What needs to be done - Reproduce the comment thread verbatim from "It’s no shock" to "comparable to other countries.".

Given passage -
******

It’s no shock to me that many Americans are viewing themselves through rose-colored glasses. That’s exactly why we’re in the position we’re in today. We’ve sat idle by as our elected officials have watered down our rights, increased the economic divide, and embarrassed our nation on the global stage.

The Occupy America movement has moved well beyond NYC, beyond Boston, Chicago, DC & LA… it’s moved to small towns, universities, even local government buildings. The 99% will no longer remain silent.

https://www.facebook.com/The.Ninety.Nine .Percent

Posted by The99Percent | Report as abusive
 

The Top 1% account for more of the total income in the US compared to other countries. In 1950, wealth concentration in the US was comparable to other countries.

http://www.verisi.com/resources/us-incom e-inequality.htm

Besides the growing financialization, focusing on Wall Street’s excess (e.g., bonus payouts) is appropriate: the last two years saw the largest NYC bonus totals, outside of the record breaking 3-year stretch from 2005-2007. See charts below for details:

http://www.verisi.com/resources/wall-st- bonuses.htm

Posted by datascientist | Report as abusive
 

Hooray. We finally have our own Jasmine.

Posted by hiddengun | Report as abusive
 

I’m a trucker driver and been with my company for 20 years.I stand to make the same salary this year as I did 20 years ago,while corporate profits have soared, ceo pay is off the charts,the cost of living has gone up dramatically.I’m tired of hearing politicans saying it my fault I’m not rich.I just want to pay my bills.AS long as cheap labor keep come across our boarders and China keeps manipulating their currency nothing will change.I support both the Tea Party and the Wall Street protesters.

******

Recorded data -
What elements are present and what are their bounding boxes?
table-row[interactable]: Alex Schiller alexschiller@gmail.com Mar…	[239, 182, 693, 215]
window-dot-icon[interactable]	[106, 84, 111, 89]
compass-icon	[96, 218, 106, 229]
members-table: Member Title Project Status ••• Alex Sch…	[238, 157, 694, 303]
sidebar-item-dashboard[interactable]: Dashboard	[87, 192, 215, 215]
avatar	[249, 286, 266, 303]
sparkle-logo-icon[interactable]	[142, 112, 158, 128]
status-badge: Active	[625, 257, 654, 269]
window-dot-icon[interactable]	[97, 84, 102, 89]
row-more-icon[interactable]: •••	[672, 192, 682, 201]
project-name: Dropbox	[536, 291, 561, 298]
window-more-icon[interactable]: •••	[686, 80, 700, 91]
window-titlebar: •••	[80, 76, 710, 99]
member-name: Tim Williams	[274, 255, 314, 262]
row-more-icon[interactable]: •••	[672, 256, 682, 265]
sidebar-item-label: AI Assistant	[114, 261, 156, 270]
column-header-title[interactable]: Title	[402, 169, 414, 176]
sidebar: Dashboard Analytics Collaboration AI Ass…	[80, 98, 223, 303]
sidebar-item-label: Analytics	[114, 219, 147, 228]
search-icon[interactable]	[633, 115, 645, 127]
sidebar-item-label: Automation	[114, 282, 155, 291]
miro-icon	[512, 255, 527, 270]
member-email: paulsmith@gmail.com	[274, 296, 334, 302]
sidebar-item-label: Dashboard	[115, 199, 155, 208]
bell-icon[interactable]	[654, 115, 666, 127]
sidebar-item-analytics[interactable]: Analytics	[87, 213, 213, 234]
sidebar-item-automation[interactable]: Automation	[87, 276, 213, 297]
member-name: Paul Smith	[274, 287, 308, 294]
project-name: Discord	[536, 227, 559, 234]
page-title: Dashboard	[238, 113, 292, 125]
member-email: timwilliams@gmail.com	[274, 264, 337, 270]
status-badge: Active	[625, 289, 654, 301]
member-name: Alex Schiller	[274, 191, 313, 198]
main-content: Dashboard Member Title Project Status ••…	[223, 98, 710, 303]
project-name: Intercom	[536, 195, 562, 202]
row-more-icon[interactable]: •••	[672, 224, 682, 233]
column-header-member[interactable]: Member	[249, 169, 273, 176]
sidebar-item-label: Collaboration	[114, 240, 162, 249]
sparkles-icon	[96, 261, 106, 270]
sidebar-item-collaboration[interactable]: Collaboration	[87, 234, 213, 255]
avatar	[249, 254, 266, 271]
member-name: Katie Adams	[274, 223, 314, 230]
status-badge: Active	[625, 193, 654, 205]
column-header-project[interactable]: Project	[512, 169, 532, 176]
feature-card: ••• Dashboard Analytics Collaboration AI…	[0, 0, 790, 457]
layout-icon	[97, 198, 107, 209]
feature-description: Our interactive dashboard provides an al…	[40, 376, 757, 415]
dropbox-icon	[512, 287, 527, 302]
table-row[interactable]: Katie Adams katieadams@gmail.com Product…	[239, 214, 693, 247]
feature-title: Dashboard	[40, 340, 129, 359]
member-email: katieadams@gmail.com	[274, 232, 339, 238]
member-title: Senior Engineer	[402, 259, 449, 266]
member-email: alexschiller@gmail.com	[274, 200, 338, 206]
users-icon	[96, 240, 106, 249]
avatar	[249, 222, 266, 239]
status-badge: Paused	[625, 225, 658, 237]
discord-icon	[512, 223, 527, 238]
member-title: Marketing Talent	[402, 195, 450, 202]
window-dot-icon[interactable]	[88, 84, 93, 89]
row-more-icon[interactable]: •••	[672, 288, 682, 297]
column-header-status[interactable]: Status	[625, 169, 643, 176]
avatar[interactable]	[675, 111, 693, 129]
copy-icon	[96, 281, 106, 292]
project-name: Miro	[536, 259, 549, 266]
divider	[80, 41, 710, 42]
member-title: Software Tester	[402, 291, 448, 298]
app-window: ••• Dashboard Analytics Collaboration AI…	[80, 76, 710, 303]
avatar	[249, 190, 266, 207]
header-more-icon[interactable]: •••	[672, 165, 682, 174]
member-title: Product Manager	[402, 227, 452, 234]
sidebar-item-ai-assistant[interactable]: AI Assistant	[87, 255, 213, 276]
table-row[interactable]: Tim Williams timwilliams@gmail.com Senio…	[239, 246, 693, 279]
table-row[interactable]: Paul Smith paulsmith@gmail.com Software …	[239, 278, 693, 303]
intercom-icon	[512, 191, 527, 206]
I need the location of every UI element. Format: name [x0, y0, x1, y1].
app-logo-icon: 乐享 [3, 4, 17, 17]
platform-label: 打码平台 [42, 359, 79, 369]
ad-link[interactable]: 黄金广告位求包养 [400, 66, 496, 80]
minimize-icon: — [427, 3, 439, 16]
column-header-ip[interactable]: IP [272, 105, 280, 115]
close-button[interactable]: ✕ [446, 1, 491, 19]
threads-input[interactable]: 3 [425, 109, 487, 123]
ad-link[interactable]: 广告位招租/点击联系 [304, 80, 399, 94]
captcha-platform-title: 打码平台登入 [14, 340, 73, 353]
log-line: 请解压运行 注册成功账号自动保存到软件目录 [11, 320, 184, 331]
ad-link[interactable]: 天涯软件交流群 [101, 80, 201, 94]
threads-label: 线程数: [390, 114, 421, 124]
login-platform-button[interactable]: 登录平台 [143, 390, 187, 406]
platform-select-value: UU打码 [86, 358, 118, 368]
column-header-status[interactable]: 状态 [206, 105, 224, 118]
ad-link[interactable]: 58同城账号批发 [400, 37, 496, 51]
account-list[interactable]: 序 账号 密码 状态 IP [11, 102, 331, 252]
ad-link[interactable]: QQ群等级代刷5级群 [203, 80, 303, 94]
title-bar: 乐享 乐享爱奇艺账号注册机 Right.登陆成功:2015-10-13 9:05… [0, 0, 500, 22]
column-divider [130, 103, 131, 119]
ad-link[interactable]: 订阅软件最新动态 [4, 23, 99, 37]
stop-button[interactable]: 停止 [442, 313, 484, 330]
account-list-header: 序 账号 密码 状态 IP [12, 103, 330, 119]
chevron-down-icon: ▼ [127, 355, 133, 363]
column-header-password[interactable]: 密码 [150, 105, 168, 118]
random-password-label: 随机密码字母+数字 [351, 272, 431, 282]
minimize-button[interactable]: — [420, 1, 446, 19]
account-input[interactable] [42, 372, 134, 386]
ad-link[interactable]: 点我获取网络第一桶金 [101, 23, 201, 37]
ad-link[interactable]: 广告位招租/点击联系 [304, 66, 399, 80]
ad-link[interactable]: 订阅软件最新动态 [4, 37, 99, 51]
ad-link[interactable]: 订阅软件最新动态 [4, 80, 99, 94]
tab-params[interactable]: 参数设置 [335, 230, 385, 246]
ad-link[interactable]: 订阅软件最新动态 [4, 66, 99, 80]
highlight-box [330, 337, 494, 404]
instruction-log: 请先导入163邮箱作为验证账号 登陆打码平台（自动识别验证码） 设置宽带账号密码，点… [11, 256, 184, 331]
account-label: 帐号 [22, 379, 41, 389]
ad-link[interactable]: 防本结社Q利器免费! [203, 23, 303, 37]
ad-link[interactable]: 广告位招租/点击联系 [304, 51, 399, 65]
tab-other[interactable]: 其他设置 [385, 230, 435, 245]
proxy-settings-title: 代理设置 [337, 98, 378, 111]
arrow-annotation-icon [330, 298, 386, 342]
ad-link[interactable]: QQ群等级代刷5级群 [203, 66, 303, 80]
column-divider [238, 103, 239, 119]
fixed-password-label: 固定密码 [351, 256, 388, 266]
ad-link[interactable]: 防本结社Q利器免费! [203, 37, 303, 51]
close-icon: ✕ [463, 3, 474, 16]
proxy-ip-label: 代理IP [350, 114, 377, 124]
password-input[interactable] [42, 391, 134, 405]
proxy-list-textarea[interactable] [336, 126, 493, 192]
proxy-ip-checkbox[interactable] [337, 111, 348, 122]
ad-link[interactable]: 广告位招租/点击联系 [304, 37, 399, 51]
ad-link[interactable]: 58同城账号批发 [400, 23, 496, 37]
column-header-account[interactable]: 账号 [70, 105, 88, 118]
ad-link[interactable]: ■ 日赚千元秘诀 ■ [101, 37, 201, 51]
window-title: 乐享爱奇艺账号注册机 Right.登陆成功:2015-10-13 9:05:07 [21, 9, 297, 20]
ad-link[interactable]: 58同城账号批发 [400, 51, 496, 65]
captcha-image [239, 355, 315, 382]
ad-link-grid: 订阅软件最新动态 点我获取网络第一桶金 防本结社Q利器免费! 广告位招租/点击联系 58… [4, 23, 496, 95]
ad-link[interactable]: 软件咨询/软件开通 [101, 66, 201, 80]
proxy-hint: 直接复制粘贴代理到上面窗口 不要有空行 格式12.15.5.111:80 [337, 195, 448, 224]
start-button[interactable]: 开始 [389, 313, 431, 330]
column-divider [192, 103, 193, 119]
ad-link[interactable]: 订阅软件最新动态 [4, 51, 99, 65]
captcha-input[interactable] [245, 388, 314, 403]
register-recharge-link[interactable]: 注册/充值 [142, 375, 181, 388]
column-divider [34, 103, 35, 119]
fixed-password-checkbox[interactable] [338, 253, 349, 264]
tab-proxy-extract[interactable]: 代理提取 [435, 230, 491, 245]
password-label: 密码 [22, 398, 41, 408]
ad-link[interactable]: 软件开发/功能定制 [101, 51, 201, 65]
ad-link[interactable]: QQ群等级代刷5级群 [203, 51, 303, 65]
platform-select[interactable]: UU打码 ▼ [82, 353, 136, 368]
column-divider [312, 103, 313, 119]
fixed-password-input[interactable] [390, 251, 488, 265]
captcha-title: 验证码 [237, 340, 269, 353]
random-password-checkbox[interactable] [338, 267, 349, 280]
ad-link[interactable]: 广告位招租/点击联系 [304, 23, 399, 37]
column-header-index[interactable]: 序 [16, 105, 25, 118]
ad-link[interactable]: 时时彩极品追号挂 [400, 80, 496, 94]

******

Answer section -
It’s no shock to me that many Americans are viewing themselves through rose-colored glasses. That’s exactly why we’re in the position we’re in today. We’ve sat idle by as our elected officials have watered down our rights, increased the economic divide, and embarrassed our nation on the global stage.

The Occupy America movement has moved well beyond NYC, beyond Boston, Chicago, DC & LA… it’s moved to small towns, universities, even local government buildings. The 99% will no longer remain silent.

https://www.facebook.com/The.Ninety.Nine .Percent

Posted by The99Percent | Report as abusive
 

The Top 1% account for more of the total income in the US compared to other countries. In 1950, wealth concentration in the US was comparable to other countries.